Your task
Provide only the number of lines in the data below that contain the word "Meteorology".

..........

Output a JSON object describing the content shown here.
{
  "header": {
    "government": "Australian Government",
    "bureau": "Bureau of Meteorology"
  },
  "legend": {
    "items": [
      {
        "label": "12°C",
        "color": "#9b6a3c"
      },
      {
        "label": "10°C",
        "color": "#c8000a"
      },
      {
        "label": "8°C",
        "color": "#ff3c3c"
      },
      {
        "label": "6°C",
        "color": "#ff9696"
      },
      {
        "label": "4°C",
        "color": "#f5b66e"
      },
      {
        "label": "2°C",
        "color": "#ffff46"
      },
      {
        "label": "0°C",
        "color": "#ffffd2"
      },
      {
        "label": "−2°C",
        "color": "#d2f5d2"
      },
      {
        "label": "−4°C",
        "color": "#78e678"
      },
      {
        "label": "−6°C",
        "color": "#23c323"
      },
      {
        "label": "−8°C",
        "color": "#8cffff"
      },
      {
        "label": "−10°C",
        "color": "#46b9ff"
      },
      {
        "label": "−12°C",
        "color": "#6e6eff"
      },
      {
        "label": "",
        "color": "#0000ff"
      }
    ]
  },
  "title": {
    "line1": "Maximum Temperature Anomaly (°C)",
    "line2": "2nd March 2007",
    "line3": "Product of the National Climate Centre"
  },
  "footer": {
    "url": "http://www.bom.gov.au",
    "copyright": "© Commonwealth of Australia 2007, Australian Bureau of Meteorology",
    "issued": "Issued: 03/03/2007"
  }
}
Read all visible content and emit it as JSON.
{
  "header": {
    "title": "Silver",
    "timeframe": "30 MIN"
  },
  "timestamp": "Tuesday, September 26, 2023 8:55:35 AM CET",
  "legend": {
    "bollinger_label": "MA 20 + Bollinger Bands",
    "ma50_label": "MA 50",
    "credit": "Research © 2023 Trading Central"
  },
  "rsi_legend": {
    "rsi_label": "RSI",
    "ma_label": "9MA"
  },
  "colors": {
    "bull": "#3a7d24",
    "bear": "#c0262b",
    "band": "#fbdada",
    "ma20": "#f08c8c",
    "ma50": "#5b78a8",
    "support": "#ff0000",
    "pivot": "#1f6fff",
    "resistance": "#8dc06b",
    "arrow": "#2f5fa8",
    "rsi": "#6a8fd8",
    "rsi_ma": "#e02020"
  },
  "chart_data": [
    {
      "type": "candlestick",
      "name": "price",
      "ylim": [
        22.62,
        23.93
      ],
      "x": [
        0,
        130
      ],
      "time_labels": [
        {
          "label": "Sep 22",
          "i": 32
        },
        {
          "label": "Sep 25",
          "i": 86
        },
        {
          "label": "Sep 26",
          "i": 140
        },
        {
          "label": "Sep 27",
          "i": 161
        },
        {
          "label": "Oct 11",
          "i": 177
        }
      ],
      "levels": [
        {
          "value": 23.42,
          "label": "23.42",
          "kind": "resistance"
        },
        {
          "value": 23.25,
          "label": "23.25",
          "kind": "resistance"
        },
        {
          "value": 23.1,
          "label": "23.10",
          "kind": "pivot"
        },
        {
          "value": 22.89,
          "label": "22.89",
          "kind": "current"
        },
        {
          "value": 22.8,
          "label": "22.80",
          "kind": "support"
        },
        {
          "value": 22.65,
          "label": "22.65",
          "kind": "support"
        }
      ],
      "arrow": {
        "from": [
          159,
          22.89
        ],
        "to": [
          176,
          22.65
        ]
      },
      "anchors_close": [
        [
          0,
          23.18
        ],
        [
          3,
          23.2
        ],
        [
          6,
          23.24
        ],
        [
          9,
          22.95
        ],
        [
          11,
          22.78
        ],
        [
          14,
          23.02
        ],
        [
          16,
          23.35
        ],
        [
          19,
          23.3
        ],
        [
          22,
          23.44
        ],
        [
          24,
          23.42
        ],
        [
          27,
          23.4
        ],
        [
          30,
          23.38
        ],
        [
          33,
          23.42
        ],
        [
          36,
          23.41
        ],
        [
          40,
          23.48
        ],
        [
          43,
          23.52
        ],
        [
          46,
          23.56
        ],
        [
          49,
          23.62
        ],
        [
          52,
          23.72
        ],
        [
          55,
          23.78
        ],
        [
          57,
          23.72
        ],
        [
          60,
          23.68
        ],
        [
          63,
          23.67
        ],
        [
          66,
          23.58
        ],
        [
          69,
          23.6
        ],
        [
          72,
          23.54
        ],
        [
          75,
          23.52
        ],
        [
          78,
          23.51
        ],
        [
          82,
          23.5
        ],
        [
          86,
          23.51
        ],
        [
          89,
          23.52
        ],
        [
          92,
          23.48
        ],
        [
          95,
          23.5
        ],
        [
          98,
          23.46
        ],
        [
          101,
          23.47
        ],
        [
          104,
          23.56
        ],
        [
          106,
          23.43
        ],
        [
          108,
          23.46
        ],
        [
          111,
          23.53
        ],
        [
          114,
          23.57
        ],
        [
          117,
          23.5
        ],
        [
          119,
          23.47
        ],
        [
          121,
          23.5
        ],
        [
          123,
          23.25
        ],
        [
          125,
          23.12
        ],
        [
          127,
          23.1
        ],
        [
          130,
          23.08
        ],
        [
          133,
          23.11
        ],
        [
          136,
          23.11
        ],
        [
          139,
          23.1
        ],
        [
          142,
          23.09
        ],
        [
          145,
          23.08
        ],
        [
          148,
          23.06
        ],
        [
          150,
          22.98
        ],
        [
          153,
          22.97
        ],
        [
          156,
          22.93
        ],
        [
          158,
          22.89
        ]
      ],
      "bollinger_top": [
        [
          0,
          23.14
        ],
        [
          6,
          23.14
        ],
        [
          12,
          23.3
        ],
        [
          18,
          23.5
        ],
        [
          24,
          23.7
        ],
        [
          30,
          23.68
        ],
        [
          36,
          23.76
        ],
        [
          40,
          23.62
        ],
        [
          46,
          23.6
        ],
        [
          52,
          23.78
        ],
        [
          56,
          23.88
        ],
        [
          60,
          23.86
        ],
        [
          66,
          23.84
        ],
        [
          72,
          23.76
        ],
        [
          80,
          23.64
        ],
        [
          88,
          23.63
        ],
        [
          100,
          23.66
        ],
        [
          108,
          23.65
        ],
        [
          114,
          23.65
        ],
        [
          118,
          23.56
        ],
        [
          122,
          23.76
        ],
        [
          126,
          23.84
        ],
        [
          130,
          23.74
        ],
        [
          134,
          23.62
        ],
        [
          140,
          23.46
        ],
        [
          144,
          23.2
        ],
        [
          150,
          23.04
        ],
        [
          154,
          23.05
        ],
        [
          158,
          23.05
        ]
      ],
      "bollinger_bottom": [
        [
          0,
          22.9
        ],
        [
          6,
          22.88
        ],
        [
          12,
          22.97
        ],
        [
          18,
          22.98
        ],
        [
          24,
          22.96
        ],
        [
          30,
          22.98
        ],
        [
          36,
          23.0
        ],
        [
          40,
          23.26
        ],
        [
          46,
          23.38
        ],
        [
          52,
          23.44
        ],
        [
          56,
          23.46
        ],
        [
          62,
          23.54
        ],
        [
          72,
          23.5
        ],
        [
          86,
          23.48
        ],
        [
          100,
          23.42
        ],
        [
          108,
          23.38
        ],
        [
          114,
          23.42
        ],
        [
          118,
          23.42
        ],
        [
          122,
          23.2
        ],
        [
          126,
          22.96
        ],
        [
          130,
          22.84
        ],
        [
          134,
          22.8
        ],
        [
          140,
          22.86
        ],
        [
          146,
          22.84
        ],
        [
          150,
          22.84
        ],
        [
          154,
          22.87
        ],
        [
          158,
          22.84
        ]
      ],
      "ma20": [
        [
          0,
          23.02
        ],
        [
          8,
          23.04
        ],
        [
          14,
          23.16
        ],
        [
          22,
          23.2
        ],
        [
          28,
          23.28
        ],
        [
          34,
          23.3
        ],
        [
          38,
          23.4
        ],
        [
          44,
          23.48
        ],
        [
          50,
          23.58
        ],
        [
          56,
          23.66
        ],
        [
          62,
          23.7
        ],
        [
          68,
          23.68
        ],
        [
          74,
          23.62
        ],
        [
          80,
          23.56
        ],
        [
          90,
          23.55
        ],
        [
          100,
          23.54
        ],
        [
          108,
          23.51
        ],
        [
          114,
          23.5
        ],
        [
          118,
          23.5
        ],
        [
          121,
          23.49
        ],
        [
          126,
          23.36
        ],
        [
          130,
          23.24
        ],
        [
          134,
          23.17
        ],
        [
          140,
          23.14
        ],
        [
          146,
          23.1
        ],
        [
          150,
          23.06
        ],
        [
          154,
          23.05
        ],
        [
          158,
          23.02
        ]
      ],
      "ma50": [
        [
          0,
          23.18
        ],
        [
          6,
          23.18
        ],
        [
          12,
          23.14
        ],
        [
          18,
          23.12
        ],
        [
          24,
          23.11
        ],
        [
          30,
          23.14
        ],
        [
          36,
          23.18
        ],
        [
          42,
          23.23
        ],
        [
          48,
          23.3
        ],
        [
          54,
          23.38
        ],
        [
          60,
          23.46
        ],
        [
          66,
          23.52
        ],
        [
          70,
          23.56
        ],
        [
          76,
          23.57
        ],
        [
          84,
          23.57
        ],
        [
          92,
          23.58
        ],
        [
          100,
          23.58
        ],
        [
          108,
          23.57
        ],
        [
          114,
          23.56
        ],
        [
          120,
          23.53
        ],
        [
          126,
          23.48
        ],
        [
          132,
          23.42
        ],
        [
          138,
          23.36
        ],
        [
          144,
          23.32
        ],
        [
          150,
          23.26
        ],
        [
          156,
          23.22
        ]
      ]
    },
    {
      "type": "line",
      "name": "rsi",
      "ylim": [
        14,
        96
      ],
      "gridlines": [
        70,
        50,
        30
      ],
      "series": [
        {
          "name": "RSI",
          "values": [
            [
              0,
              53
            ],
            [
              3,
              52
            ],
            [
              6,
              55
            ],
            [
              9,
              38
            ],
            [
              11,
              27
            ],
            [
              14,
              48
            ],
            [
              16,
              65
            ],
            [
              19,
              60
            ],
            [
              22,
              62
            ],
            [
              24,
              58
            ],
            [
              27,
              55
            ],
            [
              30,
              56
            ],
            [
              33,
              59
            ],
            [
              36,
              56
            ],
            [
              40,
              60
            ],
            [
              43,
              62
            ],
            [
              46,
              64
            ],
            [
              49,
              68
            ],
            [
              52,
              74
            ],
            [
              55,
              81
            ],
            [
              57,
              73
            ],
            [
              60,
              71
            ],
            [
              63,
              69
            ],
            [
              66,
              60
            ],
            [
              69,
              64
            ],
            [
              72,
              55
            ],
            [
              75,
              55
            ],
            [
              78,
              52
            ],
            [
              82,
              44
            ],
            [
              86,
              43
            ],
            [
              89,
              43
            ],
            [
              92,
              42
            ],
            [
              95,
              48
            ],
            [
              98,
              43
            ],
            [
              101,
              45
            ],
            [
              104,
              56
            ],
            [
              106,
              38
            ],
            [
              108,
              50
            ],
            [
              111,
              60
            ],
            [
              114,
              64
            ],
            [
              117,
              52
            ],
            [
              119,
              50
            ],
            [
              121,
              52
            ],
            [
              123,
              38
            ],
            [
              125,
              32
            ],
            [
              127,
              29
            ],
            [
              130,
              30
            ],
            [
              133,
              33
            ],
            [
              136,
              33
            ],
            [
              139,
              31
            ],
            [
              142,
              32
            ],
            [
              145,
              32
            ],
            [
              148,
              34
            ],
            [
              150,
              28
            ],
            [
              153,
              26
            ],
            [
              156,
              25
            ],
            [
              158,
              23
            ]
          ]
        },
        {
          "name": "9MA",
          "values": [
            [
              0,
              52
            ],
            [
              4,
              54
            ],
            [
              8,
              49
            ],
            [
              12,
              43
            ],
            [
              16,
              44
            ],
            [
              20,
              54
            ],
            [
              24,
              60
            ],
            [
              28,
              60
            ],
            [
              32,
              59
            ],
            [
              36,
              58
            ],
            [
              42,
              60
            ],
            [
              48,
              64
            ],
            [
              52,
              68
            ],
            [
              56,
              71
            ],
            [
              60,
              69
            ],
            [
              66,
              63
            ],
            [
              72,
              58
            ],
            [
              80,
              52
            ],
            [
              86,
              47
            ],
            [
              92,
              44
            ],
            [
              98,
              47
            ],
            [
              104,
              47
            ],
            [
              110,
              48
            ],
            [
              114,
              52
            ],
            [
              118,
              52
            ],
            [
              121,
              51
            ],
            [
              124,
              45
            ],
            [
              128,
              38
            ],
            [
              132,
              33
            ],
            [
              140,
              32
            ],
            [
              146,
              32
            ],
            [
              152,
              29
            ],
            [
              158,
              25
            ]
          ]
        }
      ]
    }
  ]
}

..........

Result for this task
2